▼▼▼
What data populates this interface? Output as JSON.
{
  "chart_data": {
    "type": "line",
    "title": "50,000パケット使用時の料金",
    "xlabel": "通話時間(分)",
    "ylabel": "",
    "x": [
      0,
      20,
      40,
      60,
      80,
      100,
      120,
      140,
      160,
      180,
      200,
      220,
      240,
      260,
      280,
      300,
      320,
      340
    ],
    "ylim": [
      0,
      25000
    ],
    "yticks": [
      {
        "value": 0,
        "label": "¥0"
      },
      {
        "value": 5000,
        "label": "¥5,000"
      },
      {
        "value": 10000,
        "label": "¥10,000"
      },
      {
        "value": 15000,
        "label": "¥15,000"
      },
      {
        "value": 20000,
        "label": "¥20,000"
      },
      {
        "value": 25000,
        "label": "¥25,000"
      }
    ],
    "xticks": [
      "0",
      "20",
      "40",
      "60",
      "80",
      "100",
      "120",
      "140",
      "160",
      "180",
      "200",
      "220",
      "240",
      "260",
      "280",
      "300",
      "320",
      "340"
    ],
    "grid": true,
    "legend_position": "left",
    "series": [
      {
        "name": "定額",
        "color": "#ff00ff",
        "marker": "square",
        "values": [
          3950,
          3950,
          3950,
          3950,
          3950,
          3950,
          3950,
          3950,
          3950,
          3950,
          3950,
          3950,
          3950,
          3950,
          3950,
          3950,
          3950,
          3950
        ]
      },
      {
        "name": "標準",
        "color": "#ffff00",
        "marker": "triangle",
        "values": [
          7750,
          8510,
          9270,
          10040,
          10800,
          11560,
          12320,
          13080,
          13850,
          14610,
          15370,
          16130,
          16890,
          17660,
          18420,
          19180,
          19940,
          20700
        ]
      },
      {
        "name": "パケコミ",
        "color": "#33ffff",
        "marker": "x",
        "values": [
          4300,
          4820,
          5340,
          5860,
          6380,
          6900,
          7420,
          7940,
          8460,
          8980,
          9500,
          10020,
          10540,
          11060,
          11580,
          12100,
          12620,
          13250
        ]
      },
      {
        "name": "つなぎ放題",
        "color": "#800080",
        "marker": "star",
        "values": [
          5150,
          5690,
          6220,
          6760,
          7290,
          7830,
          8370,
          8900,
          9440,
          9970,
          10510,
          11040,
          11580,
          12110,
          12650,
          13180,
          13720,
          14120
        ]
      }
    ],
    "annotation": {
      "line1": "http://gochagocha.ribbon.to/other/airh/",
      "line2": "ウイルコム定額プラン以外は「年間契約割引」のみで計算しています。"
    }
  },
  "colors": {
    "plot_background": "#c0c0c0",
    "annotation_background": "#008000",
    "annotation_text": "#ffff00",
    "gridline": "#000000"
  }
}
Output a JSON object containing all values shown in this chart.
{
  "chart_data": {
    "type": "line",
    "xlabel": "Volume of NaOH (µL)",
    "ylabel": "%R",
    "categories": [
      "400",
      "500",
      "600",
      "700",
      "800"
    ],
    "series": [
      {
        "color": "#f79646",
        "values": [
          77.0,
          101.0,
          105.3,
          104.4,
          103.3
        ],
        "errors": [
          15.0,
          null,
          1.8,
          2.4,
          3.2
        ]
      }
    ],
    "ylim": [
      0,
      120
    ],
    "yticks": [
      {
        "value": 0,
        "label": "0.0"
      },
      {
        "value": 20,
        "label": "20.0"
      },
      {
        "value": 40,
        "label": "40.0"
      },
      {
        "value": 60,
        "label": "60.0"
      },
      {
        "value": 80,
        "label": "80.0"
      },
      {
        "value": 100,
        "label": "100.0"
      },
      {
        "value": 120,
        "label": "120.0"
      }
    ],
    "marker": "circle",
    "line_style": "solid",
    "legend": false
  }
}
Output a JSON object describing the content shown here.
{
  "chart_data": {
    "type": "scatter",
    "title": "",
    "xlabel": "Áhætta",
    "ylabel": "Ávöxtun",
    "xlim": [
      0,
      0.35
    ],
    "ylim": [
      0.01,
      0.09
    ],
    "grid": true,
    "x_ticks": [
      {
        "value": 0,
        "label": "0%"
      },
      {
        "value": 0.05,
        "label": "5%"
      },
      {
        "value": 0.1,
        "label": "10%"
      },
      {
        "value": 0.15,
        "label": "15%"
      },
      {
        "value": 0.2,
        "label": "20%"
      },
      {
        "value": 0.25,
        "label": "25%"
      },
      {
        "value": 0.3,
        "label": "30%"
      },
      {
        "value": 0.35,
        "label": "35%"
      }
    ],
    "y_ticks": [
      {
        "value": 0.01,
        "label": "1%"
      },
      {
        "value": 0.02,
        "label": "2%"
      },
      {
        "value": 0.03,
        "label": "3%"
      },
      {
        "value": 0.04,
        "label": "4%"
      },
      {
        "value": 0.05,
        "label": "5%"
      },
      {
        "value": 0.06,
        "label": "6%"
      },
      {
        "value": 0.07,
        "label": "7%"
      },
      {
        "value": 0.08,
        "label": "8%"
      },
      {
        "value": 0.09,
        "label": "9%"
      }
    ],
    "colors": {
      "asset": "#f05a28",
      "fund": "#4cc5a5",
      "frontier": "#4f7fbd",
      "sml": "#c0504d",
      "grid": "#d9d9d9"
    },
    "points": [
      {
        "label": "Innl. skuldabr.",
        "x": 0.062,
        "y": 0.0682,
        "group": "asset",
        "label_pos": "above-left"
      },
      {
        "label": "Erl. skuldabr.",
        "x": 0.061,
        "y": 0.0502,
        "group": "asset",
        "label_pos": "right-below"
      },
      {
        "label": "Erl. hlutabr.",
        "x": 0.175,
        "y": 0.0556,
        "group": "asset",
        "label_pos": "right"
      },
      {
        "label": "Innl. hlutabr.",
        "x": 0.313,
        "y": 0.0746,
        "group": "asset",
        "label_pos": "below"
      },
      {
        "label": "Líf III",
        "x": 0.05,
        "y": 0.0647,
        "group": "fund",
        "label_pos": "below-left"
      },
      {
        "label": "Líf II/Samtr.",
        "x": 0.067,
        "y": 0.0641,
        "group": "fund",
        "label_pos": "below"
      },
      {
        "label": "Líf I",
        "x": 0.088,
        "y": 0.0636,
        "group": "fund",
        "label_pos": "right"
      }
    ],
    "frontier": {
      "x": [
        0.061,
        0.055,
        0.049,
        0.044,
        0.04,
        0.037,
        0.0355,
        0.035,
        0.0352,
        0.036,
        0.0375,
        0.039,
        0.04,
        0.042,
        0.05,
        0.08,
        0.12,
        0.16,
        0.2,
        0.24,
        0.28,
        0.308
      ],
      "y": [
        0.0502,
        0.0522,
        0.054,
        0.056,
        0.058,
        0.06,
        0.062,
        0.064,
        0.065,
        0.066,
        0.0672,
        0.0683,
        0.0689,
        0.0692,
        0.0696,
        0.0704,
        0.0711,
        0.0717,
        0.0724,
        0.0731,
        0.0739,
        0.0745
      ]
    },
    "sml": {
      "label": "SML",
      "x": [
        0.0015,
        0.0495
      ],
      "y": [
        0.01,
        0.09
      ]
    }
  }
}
▲▲▲
§ To be done
The entries above must be returned in full, exactly as shown.

§ Task output
What data populates this interface? Output as JSON.
{
  "chart_data": {
    "type": "line",
    "title": "50,000パケット使用時の料金",
    "xlabel": "通話時間(分)",
    "ylabel": "",
    "x": [
      0,
      20,
      40,
      60,
      80,
      100,
      120,
      140,
      160,
      180,
      200,
      220,
      240,
      260,
      280,
      300,
      320,
      340
    ],
    "ylim": [
      0,
      25000
    ],
    "yticks": [
      {
        "value": 0,
        "label": "¥0"
      },
      {
        "value": 5000,
        "label": "¥5,000"
      },
      {
        "value": 10000,
        "label": "¥10,000"
      },
      {
        "value": 15000,
        "label": "¥15,000"
      },
      {
        "value": 20000,
        "label": "¥20,000"
      },
      {
        "value": 25000,
        "label": "¥25,000"
      }
    ],
    "xticks": [
      "0",
      "20",
      "40",
      "60",
      "80",
      "100",
      "120",
      "140",
      "160",
      "180",
      "200",
      "220",
      "240",
      "260",
      "280",
      "300",
      "320",
      "340"
    ],
    "grid": true,
    "legend_position": "left",
    "series": [
      {
        "name": "定額",
        "color": "#ff00ff",
        "marker": "square",
        "values": [
          3950,
          3950,
          3950,
          3950,
          3950,
          3950,
          3950,
          3950,
          3950,
          3950,
          3950,
          3950,
          3950,
          3950,
          3950,
          3950,
          3950,
          3950
        ]
      },
      {
        "name": "標準",
        "color": "#ffff00",
        "marker": "triangle",
        "values": [
          7750,
          8510,
          9270,
          10040,
          10800,
          11560,
          12320,
          13080,
          13850,
          14610,
          15370,
          16130,
          16890,
          17660,
          18420,
          19180,
          19940,
          20700
        ]
      },
      {
        "name": "パケコミ",
        "color": "#33ffff",
        "marker": "x",
        "values": [
          4300,
          4820,
          5340,
          5860,
          6380,
          6900,
          7420,
          7940,
          8460,
          8980,
          9500,
          10020,
          10540,
          11060,
          11580,
          12100,
          12620,
          13250
        ]
      },
      {
        "name": "つなぎ放題",
        "color": "#800080",
        "marker": "star",
        "values": [
          5150,
          5690,
          6220,
          6760,
          7290,
          7830,
          8370,
          8900,
          9440,
          9970,
          10510,
          11040,
          11580,
          12110,
          12650,
          13180,
          13720,
          14120
        ]
      }
    ],
    "annotation": {
      "line1": "http://gochagocha.ribbon.to/other/airh/",
      "line2": "ウイルコム定額プラン以外は「年間契約割引」のみで計算しています。"
    }
  },
  "colors": {
    "plot_background": "#c0c0c0",
    "annotation_background": "#008000",
    "annotation_text": "#ffff00",
    "gridline": "#000000"
  }
}
Output a JSON object containing all values shown in this chart.
{
  "chart_data": {
    "type": "line",
    "xlabel": "Volume of NaOH (µL)",
    "ylabel": "%R",
    "categories": [
      "400",
      "500",
      "600",
      "700",
      "800"
    ],
    "series": [
      {
        "color": "#f79646",
        "values": [
          77.0,
          101.0,
          105.3,
          104.4,
          103.3
        ],
        "errors": [
          15.0,
          null,
          1.8,
          2.4,
          3.2
        ]
      }
    ],
    "ylim": [
      0,
      120
    ],
    "yticks": [
      {
        "value": 0,
        "label": "0.0"
      },
      {
        "value": 20,
        "label": "20.0"
      },
      {
        "value": 40,
        "label": "40.0"
      },
      {
        "value": 60,
        "label": "60.0"
      },
      {
        "value": 80,
        "label": "80.0"
      },
      {
        "value": 100,
        "label": "100.0"
      },
      {
        "value": 120,
        "label": "120.0"
      }
    ],
    "marker": "circle",
    "line_style": "solid",
    "legend": false
  }
}
Output a JSON object describing the content shown here.
{
  "chart_data": {
    "type": "scatter",
    "title": "",
    "xlabel": "Áhætta",
    "ylabel": "Ávöxtun",
    "xlim": [
      0,
      0.35
    ],
    "ylim": [
      0.01,
      0.09
    ],
    "grid": true,
    "x_ticks": [
      {
        "value": 0,
        "label": "0%"
      },
      {
        "value": 0.05,
        "label": "5%"
      },
      {
        "value": 0.1,
        "label": "10%"
      },
      {
        "value": 0.15,
        "label": "15%"
      },
      {
        "value": 0.2,
        "label": "20%"
      },
      {
        "value": 0.25,
        "label": "25%"
      },
      {
        "value": 0.3,
        "label": "30%"
      },
      {
        "value": 0.35,
        "label": "35%"
      }
    ],
    "y_ticks": [
      {
        "value": 0.01,
        "label": "1%"
      },
      {
        "value": 0.02,
        "label": "2%"
      },
      {
        "value": 0.03,
        "label": "3%"
      },
      {
        "value": 0.04,
        "label": "4%"
      },
      {
        "value": 0.05,
        "label": "5%"
      },
      {
        "value": 0.06,
        "label": "6%"
      },
      {
        "value": 0.07,
        "label": "7%"
      },
      {
        "value": 0.08,
        "label": "8%"
      },
      {
        "value": 0.09,
        "label": "9%"
      }
    ],
    "colors": {
      "asset": "#f05a28",
      "fund": "#4cc5a5",
      "frontier": "#4f7fbd",
      "sml": "#c0504d",
      "grid": "#d9d9d9"
    },
    "points": [
      {
        "label": "Innl. skuldabr.",
        "x": 0.062,
        "y": 0.0682,
        "group": "asset",
        "label_pos": "above-left"
      },
      {
        "label": "Erl. skuldabr.",
        "x": 0.061,
        "y": 0.0502,
        "group": "asset",
        "label_pos": "right-below"
      },
      {
        "label": "Erl. hlutabr.",
        "x": 0.175,
        "y": 0.0556,
        "group": "asset",
        "label_pos": "right"
      },
      {
        "label": "Innl. hlutabr.",
        "x": 0.313,
        "y": 0.0746,
        "group": "asset",
        "label_pos": "below"
      },
      {
        "label": "Líf III",
        "x": 0.05,
        "y": 0.0647,
        "group": "fund",
        "label_pos": "below-left"
      },
      {
        "label": "Líf II/Samtr.",
        "x": 0.067,
        "y": 0.0641,
        "group": "fund",
        "label_pos": "below"
      },
      {
        "label": "Líf I",
        "x": 0.088,
        "y": 0.0636,
        "group": "fund",
        "label_pos": "right"
      }
    ],
    "frontier": {
      "x": [
        0.061,
        0.055,
        0.049,
        0.044,
        0.04,
        0.037,
        0.0355,
        0.035,
        0.0352,
        0.036,
        0.0375,
        0.039,
        0.04,
        0.042,
        0.05,
        0.08,
        0.12,
        0.16,
        0.2,
        0.24,
        0.28,
        0.308
      ],
      "y": [
        0.0502,
        0.0522,
        0.054,
        0.056,
        0.058,
        0.06,
        0.062,
        0.064,
        0.065,
        0.066,
        0.0672,
        0.0683,
        0.0689,
        0.0692,
        0.0696,
        0.0704,
        0.0711,
        0.0717,
        0.0724,
        0.0731,
        0.0739,
        0.0745
      ]
    },
    "sml": {
      "label": "SML",
      "x": [
        0.0015,
        0.0495
      ],
      "y": [
        0.01,
        0.09
      ]
    }
  }
}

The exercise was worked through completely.